PROBLEM DESCRIPTION
What follows is a listing to be transcribed exactly.
>> start INPUT ROWS
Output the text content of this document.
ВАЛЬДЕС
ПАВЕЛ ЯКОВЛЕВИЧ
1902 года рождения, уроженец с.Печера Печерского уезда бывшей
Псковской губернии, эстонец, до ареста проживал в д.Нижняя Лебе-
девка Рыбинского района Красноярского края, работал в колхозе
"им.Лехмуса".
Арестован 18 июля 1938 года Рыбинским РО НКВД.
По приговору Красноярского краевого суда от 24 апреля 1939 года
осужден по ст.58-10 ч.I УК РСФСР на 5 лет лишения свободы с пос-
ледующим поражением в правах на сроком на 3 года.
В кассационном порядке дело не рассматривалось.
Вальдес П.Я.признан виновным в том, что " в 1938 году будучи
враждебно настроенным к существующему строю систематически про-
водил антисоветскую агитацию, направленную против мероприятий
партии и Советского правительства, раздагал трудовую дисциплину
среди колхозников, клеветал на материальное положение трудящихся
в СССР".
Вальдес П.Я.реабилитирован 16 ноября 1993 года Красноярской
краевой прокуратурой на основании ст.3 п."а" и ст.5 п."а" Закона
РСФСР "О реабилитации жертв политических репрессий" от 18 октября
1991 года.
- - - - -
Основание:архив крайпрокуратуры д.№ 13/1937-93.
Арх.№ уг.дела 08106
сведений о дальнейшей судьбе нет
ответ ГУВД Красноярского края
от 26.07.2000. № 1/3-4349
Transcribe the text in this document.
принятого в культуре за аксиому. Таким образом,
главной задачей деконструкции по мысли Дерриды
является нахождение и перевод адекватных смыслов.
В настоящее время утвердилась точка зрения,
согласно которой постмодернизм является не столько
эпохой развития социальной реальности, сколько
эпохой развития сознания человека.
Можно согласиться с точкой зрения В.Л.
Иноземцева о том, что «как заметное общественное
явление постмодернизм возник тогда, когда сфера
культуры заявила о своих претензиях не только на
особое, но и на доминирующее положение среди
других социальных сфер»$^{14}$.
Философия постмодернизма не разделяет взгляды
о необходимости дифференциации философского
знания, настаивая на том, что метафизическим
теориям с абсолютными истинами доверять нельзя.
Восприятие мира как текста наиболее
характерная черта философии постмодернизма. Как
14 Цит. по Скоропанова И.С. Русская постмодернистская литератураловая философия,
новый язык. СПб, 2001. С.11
>> end INPUT ROWS
ANSWER TO THE EXERCISE
Output the text content of this document.
ВАЛЬДЕС
ПАВЕЛ ЯКОВЛЕВИЧ
1902 года рождения, уроженец с.Печера Печерского уезда бывшей
Псковской губернии, эстонец, до ареста проживал в д.Нижняя Лебе-
девка Рыбинского района Красноярского края, работал в колхозе
"им.Лехмуса".
Арестован 18 июля 1938 года Рыбинским РО НКВД.
По приговору Красноярского краевого суда от 24 апреля 1939 года
осужден по ст.58-10 ч.I УК РСФСР на 5 лет лишения свободы с пос-
ледующим поражением в правах на сроком на 3 года.
В кассационном порядке дело не рассматривалось.
Вальдес П.Я.признан виновным в том, что " в 1938 году будучи
враждебно настроенным к существующему строю систематически про-
водил антисоветскую агитацию, направленную против мероприятий
партии и Советского правительства, раздагал трудовую дисциплину
среди колхозников, клеветал на материальное положение трудящихся
в СССР".
Вальдес П.Я.реабилитирован 16 ноября 1993 года Красноярской
краевой прокуратурой на основании ст.3 п."а" и ст.5 п."а" Закона
РСФСР "О реабилитации жертв политических репрессий" от 18 октября
1991 года.
- - - - -
Основание:архив крайпрокуратуры д.№ 13/1937-93.
Арх.№ уг.дела 08106
сведений о дальнейшей судьбе нет
ответ ГУВД Красноярского края
от 26.07.2000. № 1/3-4349
Transcribe the text in this document.
принятого в культуре за аксиому. Таким образом,
главной задачей деконструкции по мысли Дерриды
является нахождение и перевод адекватных смыслов.
В настоящее время утвердилась точка зрения,
согласно которой постмодернизм является не столько
эпохой развития социальной реальности, сколько
эпохой развития сознания человека.
Можно согласиться с точкой зрения В.Л.
Иноземцева о том, что «как заметное общественное
явление постмодернизм возник тогда, когда сфера
культуры заявила о своих претензиях не только на
особое, но и на доминирующее положение среди
других социальных сфер»$^{14}$.
Философия постмодернизма не разделяет взгляды
о необходимости дифференциации философского
знания, настаивая на том, что метафизическим
теориям с абсолютными истинами доверять нельзя.
Восприятие мира как текста наиболее
характерная черта философии постмодернизма. Как
14 Цит. по Скоропанова И.С. Русская постмодернистская литератураловая философия,
новый язык. СПб, 2001. С.11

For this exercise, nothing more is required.